[Set task] Every record below should be written out exactly; pictures stay out.

[Records for the exercise]
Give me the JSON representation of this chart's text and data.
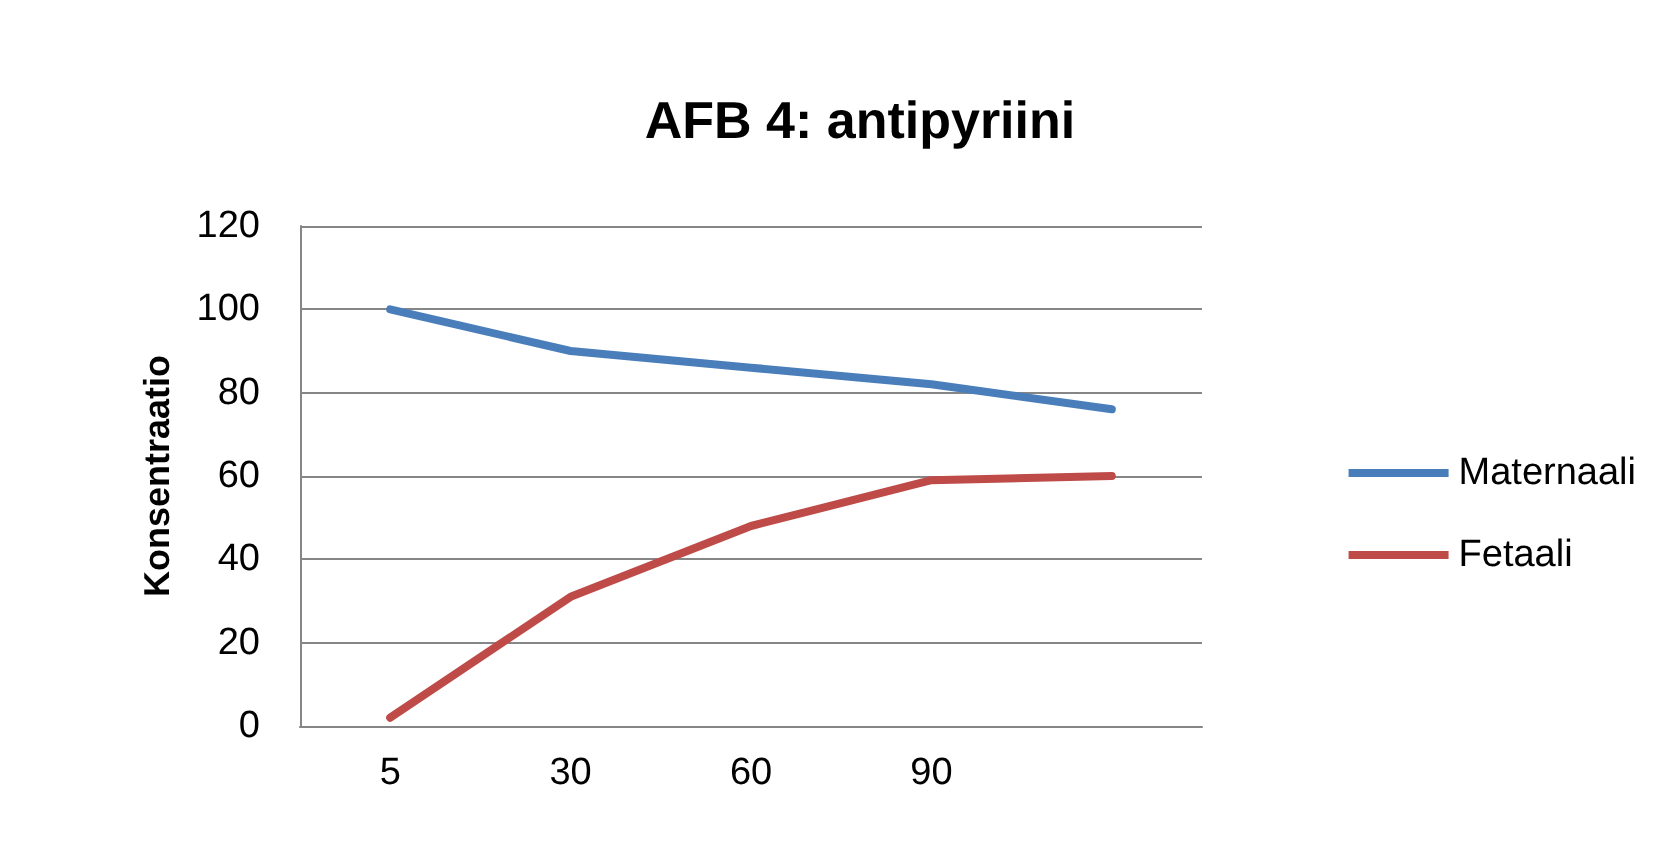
{
  "chart_data": {
    "type": "line",
    "title": "AFB 4: antipyriini",
    "ylabel": "Konsentraatio",
    "categories": [
      "5",
      "30",
      "60",
      "90",
      null
    ],
    "series": [
      {
        "name": "Maternaali",
        "color": "#4a7ebb",
        "values": [
          100,
          90,
          86,
          82,
          76
        ]
      },
      {
        "name": "Fetaali",
        "color": "#be4b48",
        "values": [
          2,
          31,
          48,
          59,
          60
        ]
      }
    ],
    "ylim": [
      0,
      120
    ],
    "yticks": [
      0,
      20,
      40,
      60,
      80,
      100,
      120
    ],
    "grid": "y",
    "legend": "right",
    "marker": "none",
    "line_style": "solid"
  }
}
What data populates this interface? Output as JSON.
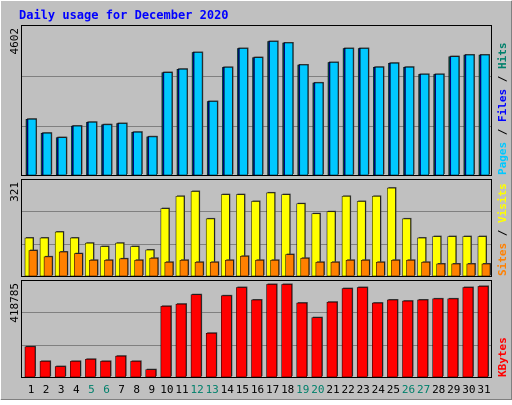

[Solution to the problem]
Give me the JSON representation of this chart's text and data.
{
  "chart_data": {
    "type": "line",
    "title": "AFB 4: antipyriini",
    "ylabel": "Konsentraatio",
    "categories": [
      "5",
      "30",
      "60",
      "90",
      null
    ],
    "series": [
      {
        "name": "Maternaali",
        "color": "#4a7ebb",
        "values": [
          100,
          90,
          86,
          82,
          76
        ]
      },
      {
        "name": "Fetaali",
        "color": "#be4b48",
        "values": [
          2,
          31,
          48,
          59,
          60
        ]
      }
    ],
    "ylim": [
      0,
      120
    ],
    "yticks": [
      0,
      20,
      40,
      60,
      80,
      100,
      120
    ],
    "grid": "y",
    "legend": "right",
    "marker": "none",
    "line_style": "solid"
  }
}
What data populates this interface? Output as JSON.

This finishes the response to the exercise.